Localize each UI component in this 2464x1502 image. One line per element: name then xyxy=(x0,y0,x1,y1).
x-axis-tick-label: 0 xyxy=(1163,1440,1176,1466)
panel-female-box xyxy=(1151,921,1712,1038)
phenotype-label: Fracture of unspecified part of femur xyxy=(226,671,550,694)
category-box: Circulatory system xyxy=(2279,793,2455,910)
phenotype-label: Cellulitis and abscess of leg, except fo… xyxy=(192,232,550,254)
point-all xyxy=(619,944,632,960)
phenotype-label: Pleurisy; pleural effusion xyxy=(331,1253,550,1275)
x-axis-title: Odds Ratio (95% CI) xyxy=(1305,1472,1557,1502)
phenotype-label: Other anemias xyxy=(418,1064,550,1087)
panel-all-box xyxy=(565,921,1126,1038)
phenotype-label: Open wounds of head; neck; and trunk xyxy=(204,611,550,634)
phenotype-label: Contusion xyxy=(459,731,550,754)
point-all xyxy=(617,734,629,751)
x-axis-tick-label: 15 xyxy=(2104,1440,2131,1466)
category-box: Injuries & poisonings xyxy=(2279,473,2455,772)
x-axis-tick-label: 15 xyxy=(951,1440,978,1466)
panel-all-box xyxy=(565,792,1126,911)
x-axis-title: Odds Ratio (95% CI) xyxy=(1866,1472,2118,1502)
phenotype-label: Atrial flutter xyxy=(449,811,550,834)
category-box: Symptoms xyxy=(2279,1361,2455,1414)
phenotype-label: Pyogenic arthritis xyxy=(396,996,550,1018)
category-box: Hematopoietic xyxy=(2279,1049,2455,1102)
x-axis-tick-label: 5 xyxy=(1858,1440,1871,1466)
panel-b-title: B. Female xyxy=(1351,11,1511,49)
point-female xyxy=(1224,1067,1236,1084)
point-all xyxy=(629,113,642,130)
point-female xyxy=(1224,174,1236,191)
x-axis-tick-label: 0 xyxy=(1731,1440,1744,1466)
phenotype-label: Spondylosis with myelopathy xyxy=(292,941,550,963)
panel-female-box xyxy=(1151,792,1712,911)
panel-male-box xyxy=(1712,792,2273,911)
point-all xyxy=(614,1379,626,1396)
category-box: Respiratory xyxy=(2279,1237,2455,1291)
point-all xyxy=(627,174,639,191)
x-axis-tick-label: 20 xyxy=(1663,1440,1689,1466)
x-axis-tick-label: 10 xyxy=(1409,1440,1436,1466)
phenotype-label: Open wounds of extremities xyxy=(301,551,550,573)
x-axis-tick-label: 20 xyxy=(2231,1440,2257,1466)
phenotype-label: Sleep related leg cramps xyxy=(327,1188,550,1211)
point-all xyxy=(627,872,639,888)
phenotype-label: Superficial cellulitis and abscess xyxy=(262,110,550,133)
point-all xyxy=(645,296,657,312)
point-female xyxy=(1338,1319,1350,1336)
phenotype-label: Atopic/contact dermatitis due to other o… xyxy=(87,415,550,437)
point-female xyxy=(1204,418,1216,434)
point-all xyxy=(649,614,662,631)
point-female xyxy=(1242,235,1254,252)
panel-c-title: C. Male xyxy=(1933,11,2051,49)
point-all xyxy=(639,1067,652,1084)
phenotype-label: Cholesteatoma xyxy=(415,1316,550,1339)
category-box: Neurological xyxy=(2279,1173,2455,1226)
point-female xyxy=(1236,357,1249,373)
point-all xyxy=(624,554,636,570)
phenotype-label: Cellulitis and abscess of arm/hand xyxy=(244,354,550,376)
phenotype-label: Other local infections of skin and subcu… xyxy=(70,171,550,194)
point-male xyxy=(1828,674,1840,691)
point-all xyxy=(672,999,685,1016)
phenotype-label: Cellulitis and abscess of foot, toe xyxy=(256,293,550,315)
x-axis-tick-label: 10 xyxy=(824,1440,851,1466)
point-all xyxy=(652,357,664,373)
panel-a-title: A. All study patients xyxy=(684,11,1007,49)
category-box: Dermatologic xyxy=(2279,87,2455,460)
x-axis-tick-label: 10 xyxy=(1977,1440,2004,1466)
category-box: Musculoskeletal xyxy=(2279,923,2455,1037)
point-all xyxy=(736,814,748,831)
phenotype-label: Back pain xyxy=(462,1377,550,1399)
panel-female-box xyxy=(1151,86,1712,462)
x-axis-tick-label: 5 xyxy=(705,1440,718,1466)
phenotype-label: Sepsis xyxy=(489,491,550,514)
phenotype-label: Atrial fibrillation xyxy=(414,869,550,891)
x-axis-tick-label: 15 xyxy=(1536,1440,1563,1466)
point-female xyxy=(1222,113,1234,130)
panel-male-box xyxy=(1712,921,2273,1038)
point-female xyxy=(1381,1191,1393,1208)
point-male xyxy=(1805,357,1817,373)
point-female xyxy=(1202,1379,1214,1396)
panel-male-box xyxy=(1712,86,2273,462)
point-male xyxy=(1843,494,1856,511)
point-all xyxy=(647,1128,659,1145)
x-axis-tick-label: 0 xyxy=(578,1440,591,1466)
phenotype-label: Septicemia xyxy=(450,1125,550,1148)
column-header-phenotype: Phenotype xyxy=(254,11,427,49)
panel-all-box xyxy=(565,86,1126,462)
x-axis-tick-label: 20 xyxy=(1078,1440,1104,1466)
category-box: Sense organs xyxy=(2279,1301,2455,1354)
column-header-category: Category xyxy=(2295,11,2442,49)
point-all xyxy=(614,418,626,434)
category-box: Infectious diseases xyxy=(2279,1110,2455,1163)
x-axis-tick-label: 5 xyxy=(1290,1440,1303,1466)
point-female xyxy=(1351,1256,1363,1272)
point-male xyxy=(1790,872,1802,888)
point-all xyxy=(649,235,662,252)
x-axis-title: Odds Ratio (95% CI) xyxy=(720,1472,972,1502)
-=-=-
§ **EXERCISE DESCRIPTION**: The full listing above is to be copied exactly, line for line.

§ **WRITTEN ANSWER**:
Localize each UI component in this 2464x1502 image. One line per element: name then xyxy=(x0,y0,x1,y1).
x-axis-tick-label: 0 xyxy=(1163,1440,1176,1466)
panel-female-box xyxy=(1151,921,1712,1038)
phenotype-label: Fracture of unspecified part of femur xyxy=(226,671,550,694)
category-box: Circulatory system xyxy=(2279,793,2455,910)
phenotype-label: Cellulitis and abscess of leg, except fo… xyxy=(192,232,550,254)
point-all xyxy=(619,944,632,960)
phenotype-label: Pleurisy; pleural effusion xyxy=(331,1253,550,1275)
x-axis-title: Odds Ratio (95% CI) xyxy=(1305,1472,1557,1502)
phenotype-label: Other anemias xyxy=(418,1064,550,1087)
panel-all-box xyxy=(565,921,1126,1038)
phenotype-label: Open wounds of head; neck; and trunk xyxy=(204,611,550,634)
phenotype-label: Contusion xyxy=(459,731,550,754)
point-all xyxy=(617,734,629,751)
x-axis-tick-label: 15 xyxy=(2104,1440,2131,1466)
category-box: Injuries & poisonings xyxy=(2279,473,2455,772)
x-axis-tick-label: 15 xyxy=(951,1440,978,1466)
panel-all-box xyxy=(565,792,1126,911)
x-axis-title: Odds Ratio (95% CI) xyxy=(1866,1472,2118,1502)
phenotype-label: Atrial flutter xyxy=(449,811,550,834)
category-box: Symptoms xyxy=(2279,1361,2455,1414)
phenotype-label: Pyogenic arthritis xyxy=(396,996,550,1018)
category-box: Hematopoietic xyxy=(2279,1049,2455,1102)
x-axis-tick-label: 5 xyxy=(1858,1440,1871,1466)
panel-b-title: B. Female xyxy=(1351,11,1511,49)
point-female xyxy=(1224,1067,1236,1084)
point-all xyxy=(629,113,642,130)
point-female xyxy=(1224,174,1236,191)
x-axis-tick-label: 0 xyxy=(1731,1440,1744,1466)
phenotype-label: Spondylosis with myelopathy xyxy=(292,941,550,963)
panel-female-box xyxy=(1151,792,1712,911)
panel-male-box xyxy=(1712,792,2273,911)
point-all xyxy=(614,1379,626,1396)
category-box: Respiratory xyxy=(2279,1237,2455,1291)
point-all xyxy=(627,174,639,191)
x-axis-tick-label: 20 xyxy=(1663,1440,1689,1466)
x-axis-tick-label: 10 xyxy=(1409,1440,1436,1466)
phenotype-label: Open wounds of extremities xyxy=(301,551,550,573)
x-axis-tick-label: 20 xyxy=(2231,1440,2257,1466)
phenotype-label: Sleep related leg cramps xyxy=(327,1188,550,1211)
point-all xyxy=(627,872,639,888)
phenotype-label: Superficial cellulitis and abscess xyxy=(262,110,550,133)
point-all xyxy=(645,296,657,312)
point-female xyxy=(1338,1319,1350,1336)
phenotype-label: Atopic/contact dermatitis due to other o… xyxy=(87,415,550,437)
point-female xyxy=(1204,418,1216,434)
point-all xyxy=(649,614,662,631)
point-female xyxy=(1242,235,1254,252)
panel-c-title: C. Male xyxy=(1933,11,2051,49)
point-all xyxy=(639,1067,652,1084)
phenotype-label: Cholesteatoma xyxy=(415,1316,550,1339)
category-box: Neurological xyxy=(2279,1173,2455,1226)
point-female xyxy=(1236,357,1249,373)
point-all xyxy=(624,554,636,570)
phenotype-label: Cellulitis and abscess of arm/hand xyxy=(244,354,550,376)
phenotype-label: Other local infections of skin and subcu… xyxy=(70,171,550,194)
point-male xyxy=(1828,674,1840,691)
point-all xyxy=(672,999,685,1016)
phenotype-label: Cellulitis and abscess of foot, toe xyxy=(256,293,550,315)
x-axis-tick-label: 10 xyxy=(824,1440,851,1466)
point-all xyxy=(652,357,664,373)
panel-a-title: A. All study patients xyxy=(684,11,1007,49)
category-box: Dermatologic xyxy=(2279,87,2455,460)
x-axis-tick-label: 10 xyxy=(1977,1440,2004,1466)
category-box: Musculoskeletal xyxy=(2279,923,2455,1037)
point-all xyxy=(736,814,748,831)
phenotype-label: Back pain xyxy=(462,1377,550,1399)
panel-female-box xyxy=(1151,86,1712,462)
x-axis-tick-label: 5 xyxy=(705,1440,718,1466)
phenotype-label: Sepsis xyxy=(489,491,550,514)
phenotype-label: Atrial fibrillation xyxy=(414,869,550,891)
x-axis-tick-label: 15 xyxy=(1536,1440,1563,1466)
point-female xyxy=(1222,113,1234,130)
panel-male-box xyxy=(1712,921,2273,1038)
point-female xyxy=(1381,1191,1393,1208)
point-male xyxy=(1805,357,1817,373)
point-female xyxy=(1202,1379,1214,1396)
panel-male-box xyxy=(1712,86,2273,462)
point-male xyxy=(1843,494,1856,511)
point-all xyxy=(647,1128,659,1145)
x-axis-tick-label: 0 xyxy=(578,1440,591,1466)
phenotype-label: Septicemia xyxy=(450,1125,550,1148)
column-header-phenotype: Phenotype xyxy=(254,11,427,49)
panel-all-box xyxy=(565,86,1126,462)
x-axis-tick-label: 20 xyxy=(1078,1440,1104,1466)
category-box: Sense organs xyxy=(2279,1301,2455,1354)
column-header-category: Category xyxy=(2295,11,2442,49)
point-all xyxy=(614,418,626,434)
category-box: Infectious diseases xyxy=(2279,1110,2455,1163)
x-axis-tick-label: 5 xyxy=(1290,1440,1303,1466)
point-female xyxy=(1351,1256,1363,1272)
point-male xyxy=(1790,872,1802,888)
point-all xyxy=(649,235,662,252)
x-axis-title: Odds Ratio (95% CI) xyxy=(720,1472,972,1502)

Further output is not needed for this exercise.